WHAT YOU ARE ASKED TO DO: Copy out, from the entries below, each line holding the string "Soil".

-- START OF EXTRACTED MATERIAL --

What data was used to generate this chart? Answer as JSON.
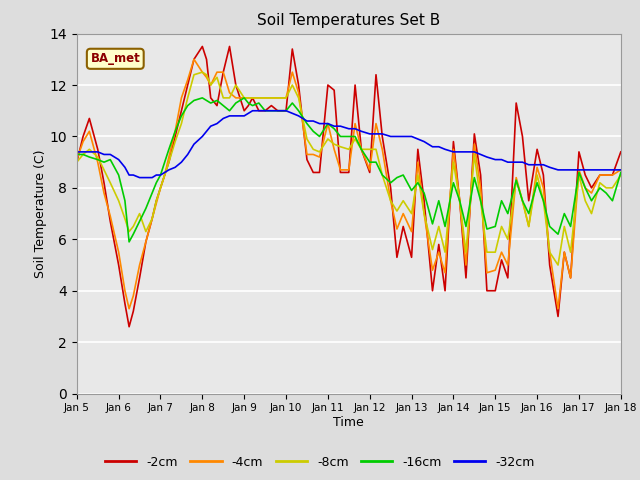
{
  "title": "Soil Temperatures Set B",
  "xlabel": "Time",
  "ylabel": "Soil Temperature (C)",
  "ylim": [
    0,
    14
  ],
  "yticks": [
    0,
    2,
    4,
    6,
    8,
    10,
    12,
    14
  ],
  "xtick_labels": [
    "Jan 5",
    "Jan 6",
    "Jan 7",
    "Jan 8",
    "Jan 9",
    "Jan 10",
    "Jan 11",
    "Jan 12",
    "Jan 13",
    "Jan 14",
    "Jan 15",
    "Jan 16",
    "Jan 17",
    "Jan 18"
  ],
  "label_text": "BA_met",
  "colors": {
    "-2cm": "#cc0000",
    "-4cm": "#ff8800",
    "-8cm": "#cccc00",
    "-16cm": "#00cc00",
    "-32cm": "#0000ee"
  },
  "bg_color": "#dddddd",
  "plot_bg": "#e8e8e8",
  "x": [
    0.0,
    0.15,
    0.3,
    0.5,
    0.65,
    0.8,
    1.0,
    1.15,
    1.25,
    1.35,
    1.5,
    1.65,
    1.8,
    1.9,
    2.0,
    2.1,
    2.2,
    2.35,
    2.5,
    2.65,
    2.8,
    3.0,
    3.1,
    3.2,
    3.35,
    3.5,
    3.65,
    3.8,
    4.0,
    4.1,
    4.2,
    4.35,
    4.5,
    4.65,
    4.8,
    5.0,
    5.15,
    5.3,
    5.5,
    5.65,
    5.8,
    6.0,
    6.15,
    6.3,
    6.5,
    6.65,
    6.8,
    7.0,
    7.15,
    7.3,
    7.5,
    7.65,
    7.8,
    8.0,
    8.15,
    8.3,
    8.5,
    8.65,
    8.8,
    9.0,
    9.15,
    9.3,
    9.5,
    9.65,
    9.8,
    10.0,
    10.15,
    10.3,
    10.5,
    10.65,
    10.8,
    11.0,
    11.15,
    11.3,
    11.5,
    11.65,
    11.8,
    12.0,
    12.15,
    12.3,
    12.5,
    12.65,
    12.8,
    13.0
  ],
  "series": {
    "-2cm": [
      9.0,
      10.0,
      10.7,
      9.5,
      8.2,
      6.7,
      5.0,
      3.5,
      2.6,
      3.2,
      4.5,
      5.9,
      6.8,
      7.5,
      8.0,
      8.5,
      9.0,
      10.0,
      11.0,
      12.0,
      13.0,
      13.5,
      13.0,
      11.5,
      11.2,
      12.5,
      13.5,
      12.0,
      11.0,
      11.2,
      11.5,
      11.0,
      11.0,
      11.2,
      11.0,
      11.0,
      13.4,
      12.0,
      9.1,
      8.6,
      8.6,
      12.0,
      11.8,
      8.6,
      8.6,
      12.0,
      9.5,
      8.6,
      12.4,
      10.0,
      8.0,
      5.3,
      6.5,
      5.3,
      9.5,
      7.5,
      4.0,
      5.8,
      4.0,
      9.8,
      7.5,
      4.5,
      10.1,
      8.5,
      4.0,
      4.0,
      5.2,
      4.5,
      11.3,
      10.0,
      7.5,
      9.5,
      8.5,
      5.0,
      3.0,
      5.5,
      4.5,
      9.4,
      8.5,
      8.0,
      8.5,
      8.5,
      8.5,
      9.4
    ],
    "-4cm": [
      9.1,
      9.8,
      10.2,
      9.0,
      7.8,
      6.9,
      5.5,
      4.0,
      3.3,
      3.8,
      5.0,
      5.9,
      6.8,
      7.4,
      8.0,
      8.5,
      9.2,
      10.2,
      11.5,
      12.2,
      13.0,
      12.5,
      12.3,
      12.0,
      12.5,
      12.5,
      11.7,
      11.5,
      11.5,
      11.5,
      11.5,
      11.5,
      11.5,
      11.5,
      11.5,
      11.5,
      12.5,
      11.7,
      9.3,
      9.3,
      9.2,
      10.5,
      9.5,
      8.7,
      8.7,
      10.5,
      9.5,
      8.7,
      10.5,
      9.5,
      7.5,
      6.4,
      7.0,
      6.3,
      9.0,
      7.0,
      4.8,
      5.5,
      4.7,
      9.5,
      7.5,
      5.0,
      9.7,
      8.0,
      4.7,
      4.8,
      5.5,
      5.0,
      8.4,
      7.5,
      6.5,
      8.8,
      8.0,
      5.5,
      3.3,
      5.5,
      4.5,
      8.7,
      8.0,
      7.8,
      8.5,
      8.5,
      8.5,
      8.7
    ],
    "-8cm": [
      9.0,
      9.3,
      9.5,
      9.2,
      8.7,
      8.2,
      7.5,
      6.8,
      6.3,
      6.5,
      7.0,
      6.3,
      6.8,
      7.5,
      8.0,
      8.5,
      9.0,
      9.8,
      10.5,
      11.5,
      12.4,
      12.5,
      12.4,
      12.0,
      12.3,
      11.5,
      11.5,
      12.0,
      11.5,
      11.5,
      11.5,
      11.5,
      11.5,
      11.5,
      11.5,
      11.5,
      12.0,
      11.5,
      9.9,
      9.5,
      9.4,
      9.9,
      9.7,
      9.6,
      9.5,
      9.9,
      9.5,
      9.5,
      9.5,
      8.5,
      7.5,
      7.1,
      7.5,
      7.0,
      8.5,
      7.0,
      5.6,
      6.5,
      5.5,
      9.0,
      7.5,
      5.5,
      9.3,
      7.5,
      5.5,
      5.5,
      6.5,
      6.0,
      8.3,
      7.5,
      6.5,
      8.5,
      7.5,
      5.5,
      5.0,
      6.5,
      5.5,
      8.5,
      7.5,
      7.0,
      8.2,
      8.0,
      8.0,
      8.5
    ],
    "-16cm": [
      9.3,
      9.3,
      9.2,
      9.1,
      9.0,
      9.1,
      8.5,
      7.5,
      5.9,
      6.2,
      6.7,
      7.2,
      7.8,
      8.2,
      8.5,
      9.0,
      9.5,
      10.2,
      10.8,
      11.2,
      11.4,
      11.5,
      11.4,
      11.3,
      11.4,
      11.2,
      11.0,
      11.3,
      11.5,
      11.3,
      11.2,
      11.3,
      11.0,
      11.0,
      11.0,
      11.0,
      11.3,
      11.0,
      10.5,
      10.2,
      10.0,
      10.5,
      10.3,
      10.0,
      10.0,
      10.0,
      9.5,
      9.0,
      9.0,
      8.5,
      8.2,
      8.4,
      8.5,
      7.9,
      8.2,
      7.8,
      6.6,
      7.5,
      6.5,
      8.2,
      7.5,
      6.5,
      8.4,
      7.5,
      6.4,
      6.5,
      7.5,
      7.0,
      8.3,
      7.5,
      7.0,
      8.2,
      7.5,
      6.5,
      6.2,
      7.0,
      6.5,
      8.6,
      8.0,
      7.5,
      8.0,
      7.8,
      7.5,
      8.6
    ],
    "-32cm": [
      9.4,
      9.4,
      9.4,
      9.4,
      9.3,
      9.3,
      9.1,
      8.8,
      8.5,
      8.5,
      8.4,
      8.4,
      8.4,
      8.5,
      8.5,
      8.6,
      8.7,
      8.8,
      9.0,
      9.3,
      9.7,
      10.0,
      10.2,
      10.4,
      10.5,
      10.7,
      10.8,
      10.8,
      10.8,
      10.9,
      11.0,
      11.0,
      11.0,
      11.0,
      11.0,
      11.0,
      10.9,
      10.8,
      10.6,
      10.6,
      10.5,
      10.5,
      10.4,
      10.4,
      10.3,
      10.3,
      10.2,
      10.1,
      10.1,
      10.1,
      10.0,
      10.0,
      10.0,
      10.0,
      9.9,
      9.8,
      9.6,
      9.6,
      9.5,
      9.4,
      9.4,
      9.4,
      9.4,
      9.3,
      9.2,
      9.1,
      9.1,
      9.0,
      9.0,
      9.0,
      8.9,
      8.9,
      8.9,
      8.8,
      8.7,
      8.7,
      8.7,
      8.7,
      8.7,
      8.7,
      8.7,
      8.7,
      8.7,
      8.7
    ]
  }
}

-- END OF EXTRACTED MATERIAL --

SOLUTION TO THE PROBLEM:
  "title": "Soil Temperatures Set B",
  "ylabel": "Soil Temperature (C)",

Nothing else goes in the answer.